Records to use –
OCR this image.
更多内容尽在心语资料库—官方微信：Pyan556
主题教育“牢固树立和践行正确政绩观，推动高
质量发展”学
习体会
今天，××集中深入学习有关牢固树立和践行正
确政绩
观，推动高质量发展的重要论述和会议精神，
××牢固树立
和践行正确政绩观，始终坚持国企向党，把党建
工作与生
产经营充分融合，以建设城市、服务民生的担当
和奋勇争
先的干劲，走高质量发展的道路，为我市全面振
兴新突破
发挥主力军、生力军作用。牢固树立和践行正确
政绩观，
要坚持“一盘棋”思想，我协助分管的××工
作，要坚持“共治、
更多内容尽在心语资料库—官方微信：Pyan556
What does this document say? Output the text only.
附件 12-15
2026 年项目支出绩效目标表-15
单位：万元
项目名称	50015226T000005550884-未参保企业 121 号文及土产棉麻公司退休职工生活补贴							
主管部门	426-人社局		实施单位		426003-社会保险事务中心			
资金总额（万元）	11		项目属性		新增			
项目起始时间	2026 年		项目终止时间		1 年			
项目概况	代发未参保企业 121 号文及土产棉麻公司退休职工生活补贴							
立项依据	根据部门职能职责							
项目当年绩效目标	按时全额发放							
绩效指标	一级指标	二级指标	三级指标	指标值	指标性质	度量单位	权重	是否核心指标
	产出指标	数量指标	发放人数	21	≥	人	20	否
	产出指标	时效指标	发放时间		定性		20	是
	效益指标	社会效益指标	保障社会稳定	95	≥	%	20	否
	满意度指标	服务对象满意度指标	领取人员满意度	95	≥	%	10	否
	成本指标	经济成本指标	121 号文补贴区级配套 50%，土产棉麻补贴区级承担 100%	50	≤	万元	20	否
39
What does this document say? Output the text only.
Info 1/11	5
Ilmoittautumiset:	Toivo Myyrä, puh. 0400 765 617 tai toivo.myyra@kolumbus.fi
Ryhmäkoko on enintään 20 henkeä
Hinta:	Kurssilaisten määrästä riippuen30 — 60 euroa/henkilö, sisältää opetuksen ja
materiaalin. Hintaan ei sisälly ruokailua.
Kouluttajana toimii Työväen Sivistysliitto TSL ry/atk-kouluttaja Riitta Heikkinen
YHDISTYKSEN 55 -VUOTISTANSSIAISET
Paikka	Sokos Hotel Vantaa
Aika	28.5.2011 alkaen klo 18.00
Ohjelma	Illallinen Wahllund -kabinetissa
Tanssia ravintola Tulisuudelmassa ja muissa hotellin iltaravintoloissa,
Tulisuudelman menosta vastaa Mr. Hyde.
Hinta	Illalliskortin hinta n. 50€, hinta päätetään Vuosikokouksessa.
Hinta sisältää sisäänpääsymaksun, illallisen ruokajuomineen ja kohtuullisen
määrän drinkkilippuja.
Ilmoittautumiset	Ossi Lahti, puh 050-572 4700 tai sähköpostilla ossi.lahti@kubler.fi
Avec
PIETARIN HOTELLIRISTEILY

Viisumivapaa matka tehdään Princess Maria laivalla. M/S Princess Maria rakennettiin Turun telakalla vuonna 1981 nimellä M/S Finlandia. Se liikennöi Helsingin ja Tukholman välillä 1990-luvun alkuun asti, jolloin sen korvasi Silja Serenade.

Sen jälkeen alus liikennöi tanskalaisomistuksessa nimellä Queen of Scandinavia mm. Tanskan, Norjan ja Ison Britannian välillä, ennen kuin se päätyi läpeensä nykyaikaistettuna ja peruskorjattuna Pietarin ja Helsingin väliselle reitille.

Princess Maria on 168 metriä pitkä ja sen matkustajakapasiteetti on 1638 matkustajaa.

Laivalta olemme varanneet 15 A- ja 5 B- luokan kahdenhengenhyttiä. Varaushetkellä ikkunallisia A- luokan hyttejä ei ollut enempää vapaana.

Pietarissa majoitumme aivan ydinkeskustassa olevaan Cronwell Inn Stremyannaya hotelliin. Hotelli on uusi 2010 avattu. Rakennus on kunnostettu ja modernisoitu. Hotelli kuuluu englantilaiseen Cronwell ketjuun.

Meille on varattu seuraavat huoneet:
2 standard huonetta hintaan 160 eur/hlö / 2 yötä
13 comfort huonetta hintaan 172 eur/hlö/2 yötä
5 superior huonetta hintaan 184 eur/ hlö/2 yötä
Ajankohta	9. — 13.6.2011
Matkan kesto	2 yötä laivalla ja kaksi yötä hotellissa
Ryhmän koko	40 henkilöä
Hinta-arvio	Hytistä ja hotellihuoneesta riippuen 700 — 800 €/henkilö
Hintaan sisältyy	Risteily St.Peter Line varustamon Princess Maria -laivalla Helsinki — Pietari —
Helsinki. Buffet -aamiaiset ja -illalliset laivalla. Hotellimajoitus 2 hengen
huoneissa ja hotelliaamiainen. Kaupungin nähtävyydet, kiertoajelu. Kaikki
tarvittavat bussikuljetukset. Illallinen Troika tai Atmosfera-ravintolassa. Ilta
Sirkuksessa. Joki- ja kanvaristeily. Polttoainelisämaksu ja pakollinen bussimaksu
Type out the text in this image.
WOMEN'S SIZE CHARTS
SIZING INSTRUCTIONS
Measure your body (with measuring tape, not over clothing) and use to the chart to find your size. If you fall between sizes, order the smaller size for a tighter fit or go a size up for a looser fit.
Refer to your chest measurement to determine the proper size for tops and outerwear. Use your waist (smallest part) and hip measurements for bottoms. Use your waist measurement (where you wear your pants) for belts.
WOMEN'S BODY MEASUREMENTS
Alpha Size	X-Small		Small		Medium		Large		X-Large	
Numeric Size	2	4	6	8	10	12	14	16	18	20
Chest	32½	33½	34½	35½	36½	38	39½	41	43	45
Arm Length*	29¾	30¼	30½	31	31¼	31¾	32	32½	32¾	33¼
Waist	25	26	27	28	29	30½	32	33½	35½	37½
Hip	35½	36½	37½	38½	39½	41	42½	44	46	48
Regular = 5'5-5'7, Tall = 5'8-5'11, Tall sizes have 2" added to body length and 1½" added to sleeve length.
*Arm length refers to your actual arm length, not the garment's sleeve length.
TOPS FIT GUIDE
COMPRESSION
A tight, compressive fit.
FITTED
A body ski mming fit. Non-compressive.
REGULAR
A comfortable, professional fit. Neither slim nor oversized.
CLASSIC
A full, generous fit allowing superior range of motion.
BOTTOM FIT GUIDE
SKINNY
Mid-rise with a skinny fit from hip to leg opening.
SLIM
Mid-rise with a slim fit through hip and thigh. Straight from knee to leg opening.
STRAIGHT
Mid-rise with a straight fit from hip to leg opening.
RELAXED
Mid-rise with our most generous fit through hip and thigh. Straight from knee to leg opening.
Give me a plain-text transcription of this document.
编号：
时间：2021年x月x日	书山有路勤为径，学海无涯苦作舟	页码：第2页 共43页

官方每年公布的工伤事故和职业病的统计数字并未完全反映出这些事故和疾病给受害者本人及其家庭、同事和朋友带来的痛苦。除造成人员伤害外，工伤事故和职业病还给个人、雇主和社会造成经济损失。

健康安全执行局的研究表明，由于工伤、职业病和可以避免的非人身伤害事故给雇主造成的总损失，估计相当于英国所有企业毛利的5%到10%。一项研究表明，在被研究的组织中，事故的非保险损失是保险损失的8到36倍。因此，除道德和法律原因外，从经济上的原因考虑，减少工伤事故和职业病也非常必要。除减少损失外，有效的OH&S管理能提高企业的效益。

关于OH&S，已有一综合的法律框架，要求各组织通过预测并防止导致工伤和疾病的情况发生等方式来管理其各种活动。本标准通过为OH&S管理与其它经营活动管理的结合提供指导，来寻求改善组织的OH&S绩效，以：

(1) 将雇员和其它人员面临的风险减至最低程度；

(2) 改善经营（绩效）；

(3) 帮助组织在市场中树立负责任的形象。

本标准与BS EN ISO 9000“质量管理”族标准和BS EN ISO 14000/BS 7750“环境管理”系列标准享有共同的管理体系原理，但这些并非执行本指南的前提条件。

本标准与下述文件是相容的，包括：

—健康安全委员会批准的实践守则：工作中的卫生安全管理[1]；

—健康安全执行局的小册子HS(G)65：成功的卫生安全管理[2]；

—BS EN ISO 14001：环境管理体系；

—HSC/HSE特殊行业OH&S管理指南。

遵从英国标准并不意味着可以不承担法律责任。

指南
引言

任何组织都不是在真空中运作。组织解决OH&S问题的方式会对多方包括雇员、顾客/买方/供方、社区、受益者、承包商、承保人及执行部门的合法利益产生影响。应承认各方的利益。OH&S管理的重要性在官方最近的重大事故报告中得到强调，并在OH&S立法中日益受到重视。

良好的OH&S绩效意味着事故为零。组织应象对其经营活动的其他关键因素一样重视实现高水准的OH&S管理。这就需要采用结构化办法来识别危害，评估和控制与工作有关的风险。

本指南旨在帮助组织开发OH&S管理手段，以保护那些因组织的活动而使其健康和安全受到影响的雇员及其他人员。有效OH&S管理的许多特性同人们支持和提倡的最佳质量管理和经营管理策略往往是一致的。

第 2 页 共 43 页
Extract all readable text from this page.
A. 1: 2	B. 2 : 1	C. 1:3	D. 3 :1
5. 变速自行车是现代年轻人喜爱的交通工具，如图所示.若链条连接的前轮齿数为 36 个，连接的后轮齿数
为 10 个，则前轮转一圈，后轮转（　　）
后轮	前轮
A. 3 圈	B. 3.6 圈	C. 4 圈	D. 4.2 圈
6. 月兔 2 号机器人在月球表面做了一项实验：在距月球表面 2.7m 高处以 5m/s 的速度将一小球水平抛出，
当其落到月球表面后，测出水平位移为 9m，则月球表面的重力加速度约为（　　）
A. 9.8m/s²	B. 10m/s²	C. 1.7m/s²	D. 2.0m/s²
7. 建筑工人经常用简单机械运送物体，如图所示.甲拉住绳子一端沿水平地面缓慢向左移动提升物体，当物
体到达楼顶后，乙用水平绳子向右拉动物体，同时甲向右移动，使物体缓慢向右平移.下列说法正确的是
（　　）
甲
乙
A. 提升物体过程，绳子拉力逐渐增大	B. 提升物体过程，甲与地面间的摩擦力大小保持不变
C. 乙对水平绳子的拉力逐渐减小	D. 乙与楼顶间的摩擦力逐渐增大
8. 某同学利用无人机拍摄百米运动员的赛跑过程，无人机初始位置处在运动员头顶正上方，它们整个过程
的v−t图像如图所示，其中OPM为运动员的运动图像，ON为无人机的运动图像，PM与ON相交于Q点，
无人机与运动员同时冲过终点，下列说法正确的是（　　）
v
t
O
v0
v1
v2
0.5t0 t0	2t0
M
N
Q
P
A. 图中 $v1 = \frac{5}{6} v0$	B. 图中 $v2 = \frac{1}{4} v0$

Stated exercise –
In the entries above, count each line holding "compressive" and report the total and nothing more.

Completed task –
2